**CHALLENGE:**
Gather each line of the records where "Показать" appears.

──────── DATA SUPPLIED

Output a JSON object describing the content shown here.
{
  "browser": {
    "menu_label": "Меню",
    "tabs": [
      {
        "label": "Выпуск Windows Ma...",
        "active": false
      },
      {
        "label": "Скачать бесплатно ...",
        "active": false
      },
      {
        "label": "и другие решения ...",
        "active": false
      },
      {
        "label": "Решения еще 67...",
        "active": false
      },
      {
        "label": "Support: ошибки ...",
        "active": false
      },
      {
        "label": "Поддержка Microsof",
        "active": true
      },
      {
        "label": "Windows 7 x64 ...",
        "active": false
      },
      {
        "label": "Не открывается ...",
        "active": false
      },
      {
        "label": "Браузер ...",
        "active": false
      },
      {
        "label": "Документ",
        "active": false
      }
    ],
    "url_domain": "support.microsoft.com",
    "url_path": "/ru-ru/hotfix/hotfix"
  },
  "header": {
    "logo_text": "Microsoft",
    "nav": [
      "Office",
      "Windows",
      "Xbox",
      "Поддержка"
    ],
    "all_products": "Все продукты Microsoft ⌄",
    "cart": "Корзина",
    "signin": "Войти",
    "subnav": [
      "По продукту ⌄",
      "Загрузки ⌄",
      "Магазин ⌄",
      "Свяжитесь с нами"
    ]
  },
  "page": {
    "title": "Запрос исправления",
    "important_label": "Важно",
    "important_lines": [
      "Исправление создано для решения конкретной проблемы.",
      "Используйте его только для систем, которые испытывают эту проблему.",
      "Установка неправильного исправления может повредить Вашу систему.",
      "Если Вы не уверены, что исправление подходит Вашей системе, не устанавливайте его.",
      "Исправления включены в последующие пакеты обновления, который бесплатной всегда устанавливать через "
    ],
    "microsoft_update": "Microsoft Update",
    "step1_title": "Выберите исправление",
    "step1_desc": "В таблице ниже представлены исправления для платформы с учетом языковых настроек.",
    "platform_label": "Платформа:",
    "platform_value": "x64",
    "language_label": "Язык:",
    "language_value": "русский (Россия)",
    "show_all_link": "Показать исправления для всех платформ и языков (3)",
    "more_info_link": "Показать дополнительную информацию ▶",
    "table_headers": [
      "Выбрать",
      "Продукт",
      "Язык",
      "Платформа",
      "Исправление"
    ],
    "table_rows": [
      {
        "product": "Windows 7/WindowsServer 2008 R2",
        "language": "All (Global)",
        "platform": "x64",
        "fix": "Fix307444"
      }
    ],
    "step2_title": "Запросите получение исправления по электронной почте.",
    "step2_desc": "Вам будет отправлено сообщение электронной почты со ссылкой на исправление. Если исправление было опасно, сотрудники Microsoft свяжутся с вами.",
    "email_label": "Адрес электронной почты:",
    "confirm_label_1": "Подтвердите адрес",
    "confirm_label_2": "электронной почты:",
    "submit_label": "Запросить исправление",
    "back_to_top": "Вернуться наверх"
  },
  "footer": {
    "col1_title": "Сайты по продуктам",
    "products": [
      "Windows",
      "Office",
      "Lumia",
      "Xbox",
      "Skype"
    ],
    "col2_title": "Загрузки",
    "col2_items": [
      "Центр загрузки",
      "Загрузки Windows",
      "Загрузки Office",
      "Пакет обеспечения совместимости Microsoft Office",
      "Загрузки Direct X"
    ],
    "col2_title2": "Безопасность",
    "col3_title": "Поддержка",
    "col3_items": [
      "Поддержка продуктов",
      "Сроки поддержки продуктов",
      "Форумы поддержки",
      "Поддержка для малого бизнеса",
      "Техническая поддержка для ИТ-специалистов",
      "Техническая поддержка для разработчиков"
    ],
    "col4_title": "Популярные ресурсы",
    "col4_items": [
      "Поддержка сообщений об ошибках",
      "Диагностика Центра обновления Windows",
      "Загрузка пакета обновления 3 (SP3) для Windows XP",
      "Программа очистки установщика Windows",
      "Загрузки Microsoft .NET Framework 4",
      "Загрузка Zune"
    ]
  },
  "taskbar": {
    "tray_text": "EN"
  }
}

────────────────
──────── DATA SUPPLIED

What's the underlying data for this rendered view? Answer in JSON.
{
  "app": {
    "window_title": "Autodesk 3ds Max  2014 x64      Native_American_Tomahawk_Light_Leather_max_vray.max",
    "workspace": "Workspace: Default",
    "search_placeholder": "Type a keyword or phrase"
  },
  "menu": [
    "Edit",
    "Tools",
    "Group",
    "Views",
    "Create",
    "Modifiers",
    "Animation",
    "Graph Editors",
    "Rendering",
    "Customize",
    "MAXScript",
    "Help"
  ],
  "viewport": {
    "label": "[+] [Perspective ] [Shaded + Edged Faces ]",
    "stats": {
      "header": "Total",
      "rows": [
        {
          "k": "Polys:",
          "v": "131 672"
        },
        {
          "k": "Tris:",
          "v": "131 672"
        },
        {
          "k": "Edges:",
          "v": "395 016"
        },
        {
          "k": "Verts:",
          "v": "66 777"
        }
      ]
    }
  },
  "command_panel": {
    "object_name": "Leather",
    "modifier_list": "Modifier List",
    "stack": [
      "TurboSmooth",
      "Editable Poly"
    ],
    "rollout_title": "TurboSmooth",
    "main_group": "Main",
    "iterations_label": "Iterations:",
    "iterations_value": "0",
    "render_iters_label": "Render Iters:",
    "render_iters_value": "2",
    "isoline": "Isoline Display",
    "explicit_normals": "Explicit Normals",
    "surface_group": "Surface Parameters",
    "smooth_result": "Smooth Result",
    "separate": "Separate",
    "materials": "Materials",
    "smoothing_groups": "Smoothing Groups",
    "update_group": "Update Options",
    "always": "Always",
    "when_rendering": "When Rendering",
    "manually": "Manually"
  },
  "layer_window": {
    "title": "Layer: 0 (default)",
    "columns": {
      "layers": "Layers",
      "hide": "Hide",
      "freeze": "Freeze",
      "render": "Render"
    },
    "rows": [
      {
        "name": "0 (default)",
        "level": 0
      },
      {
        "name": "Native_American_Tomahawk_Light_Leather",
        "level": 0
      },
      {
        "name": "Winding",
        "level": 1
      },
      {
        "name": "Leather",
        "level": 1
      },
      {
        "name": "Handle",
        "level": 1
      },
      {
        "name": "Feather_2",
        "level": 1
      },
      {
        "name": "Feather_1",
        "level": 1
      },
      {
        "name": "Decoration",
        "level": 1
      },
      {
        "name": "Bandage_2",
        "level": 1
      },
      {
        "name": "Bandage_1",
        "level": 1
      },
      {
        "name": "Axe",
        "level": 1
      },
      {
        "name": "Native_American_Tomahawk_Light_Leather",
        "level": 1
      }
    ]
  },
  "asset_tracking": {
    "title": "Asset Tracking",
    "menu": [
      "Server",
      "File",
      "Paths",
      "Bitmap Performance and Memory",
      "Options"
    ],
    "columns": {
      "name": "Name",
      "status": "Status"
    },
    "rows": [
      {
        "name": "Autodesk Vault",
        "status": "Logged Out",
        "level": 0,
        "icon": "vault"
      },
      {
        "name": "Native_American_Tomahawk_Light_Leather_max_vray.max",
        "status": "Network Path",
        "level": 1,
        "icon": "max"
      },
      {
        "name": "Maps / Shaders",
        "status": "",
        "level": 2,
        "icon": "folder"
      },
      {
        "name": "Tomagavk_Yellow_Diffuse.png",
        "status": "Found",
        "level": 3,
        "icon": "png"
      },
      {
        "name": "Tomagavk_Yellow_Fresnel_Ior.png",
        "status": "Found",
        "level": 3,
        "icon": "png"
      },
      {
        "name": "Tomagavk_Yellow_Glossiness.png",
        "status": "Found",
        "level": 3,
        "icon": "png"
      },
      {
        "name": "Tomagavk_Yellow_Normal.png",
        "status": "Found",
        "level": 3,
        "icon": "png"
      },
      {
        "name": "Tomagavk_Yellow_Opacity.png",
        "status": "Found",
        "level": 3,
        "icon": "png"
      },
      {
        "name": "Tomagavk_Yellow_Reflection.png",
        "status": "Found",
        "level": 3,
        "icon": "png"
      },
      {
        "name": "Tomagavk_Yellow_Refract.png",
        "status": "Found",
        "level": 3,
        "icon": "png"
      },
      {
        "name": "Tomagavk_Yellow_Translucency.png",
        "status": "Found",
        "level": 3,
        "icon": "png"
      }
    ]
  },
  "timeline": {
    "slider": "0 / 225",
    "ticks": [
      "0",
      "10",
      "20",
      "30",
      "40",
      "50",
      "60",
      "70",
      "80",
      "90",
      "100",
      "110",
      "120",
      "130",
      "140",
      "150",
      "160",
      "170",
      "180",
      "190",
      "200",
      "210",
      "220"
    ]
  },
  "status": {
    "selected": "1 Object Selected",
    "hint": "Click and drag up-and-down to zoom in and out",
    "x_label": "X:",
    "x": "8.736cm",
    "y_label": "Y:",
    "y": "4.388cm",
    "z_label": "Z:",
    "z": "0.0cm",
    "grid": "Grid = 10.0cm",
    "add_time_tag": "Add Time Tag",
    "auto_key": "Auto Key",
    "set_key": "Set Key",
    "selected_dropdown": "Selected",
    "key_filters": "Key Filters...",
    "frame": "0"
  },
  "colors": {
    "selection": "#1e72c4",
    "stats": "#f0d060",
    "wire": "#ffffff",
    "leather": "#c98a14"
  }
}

────────────────

**RESPONSE TO THE EXERCISE:**
    "show_all_link": "Показать исправления для всех платформ и языков (3)",
    "more_info_link": "Показать дополнительную информацию ▶",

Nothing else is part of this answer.